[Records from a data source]

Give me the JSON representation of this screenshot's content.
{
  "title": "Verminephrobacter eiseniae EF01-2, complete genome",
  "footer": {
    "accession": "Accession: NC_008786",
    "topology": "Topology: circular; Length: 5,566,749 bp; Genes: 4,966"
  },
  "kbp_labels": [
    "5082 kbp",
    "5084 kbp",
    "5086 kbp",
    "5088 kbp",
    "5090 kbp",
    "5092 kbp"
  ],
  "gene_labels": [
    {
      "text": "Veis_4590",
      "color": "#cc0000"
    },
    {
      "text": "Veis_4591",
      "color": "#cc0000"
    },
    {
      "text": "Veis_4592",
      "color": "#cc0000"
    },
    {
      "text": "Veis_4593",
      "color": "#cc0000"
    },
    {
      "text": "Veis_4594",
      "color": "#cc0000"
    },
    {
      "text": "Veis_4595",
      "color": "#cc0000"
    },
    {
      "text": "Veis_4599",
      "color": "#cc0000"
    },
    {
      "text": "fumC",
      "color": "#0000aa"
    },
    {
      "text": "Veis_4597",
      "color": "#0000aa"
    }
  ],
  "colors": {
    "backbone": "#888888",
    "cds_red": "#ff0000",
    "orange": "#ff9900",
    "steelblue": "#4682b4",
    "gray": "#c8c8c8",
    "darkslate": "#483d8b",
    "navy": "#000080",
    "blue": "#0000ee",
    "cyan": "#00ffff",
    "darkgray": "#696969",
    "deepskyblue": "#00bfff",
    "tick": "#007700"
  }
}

• **About this exercise**
Output every entry shown above, exactly.

• **Exercise answer**
Give me the JSON representation of this screenshot's content.
{
  "title": "Verminephrobacter eiseniae EF01-2, complete genome",
  "footer": {
    "accession": "Accession: NC_008786",
    "topology": "Topology: circular; Length: 5,566,749 bp; Genes: 4,966"
  },
  "kbp_labels": [
    "5082 kbp",
    "5084 kbp",
    "5086 kbp",
    "5088 kbp",
    "5090 kbp",
    "5092 kbp"
  ],
  "gene_labels": [
    {
      "text": "Veis_4590",
      "color": "#cc0000"
    },
    {
      "text": "Veis_4591",
      "color": "#cc0000"
    },
    {
      "text": "Veis_4592",
      "color": "#cc0000"
    },
    {
      "text": "Veis_4593",
      "color": "#cc0000"
    },
    {
      "text": "Veis_4594",
      "color": "#cc0000"
    },
    {
      "text": "Veis_4595",
      "color": "#cc0000"
    },
    {
      "text": "Veis_4599",
      "color": "#cc0000"
    },
    {
      "text": "fumC",
      "color": "#0000aa"
    },
    {
      "text": "Veis_4597",
      "color": "#0000aa"
    }
  ],
  "colors": {
    "backbone": "#888888",
    "cds_red": "#ff0000",
    "orange": "#ff9900",
    "steelblue": "#4682b4",
    "gray": "#c8c8c8",
    "darkslate": "#483d8b",
    "navy": "#000080",
    "blue": "#0000ee",
    "cyan": "#00ffff",
    "darkgray": "#696969",
    "deepskyblue": "#00bfff",
    "tick": "#007700"
  }
}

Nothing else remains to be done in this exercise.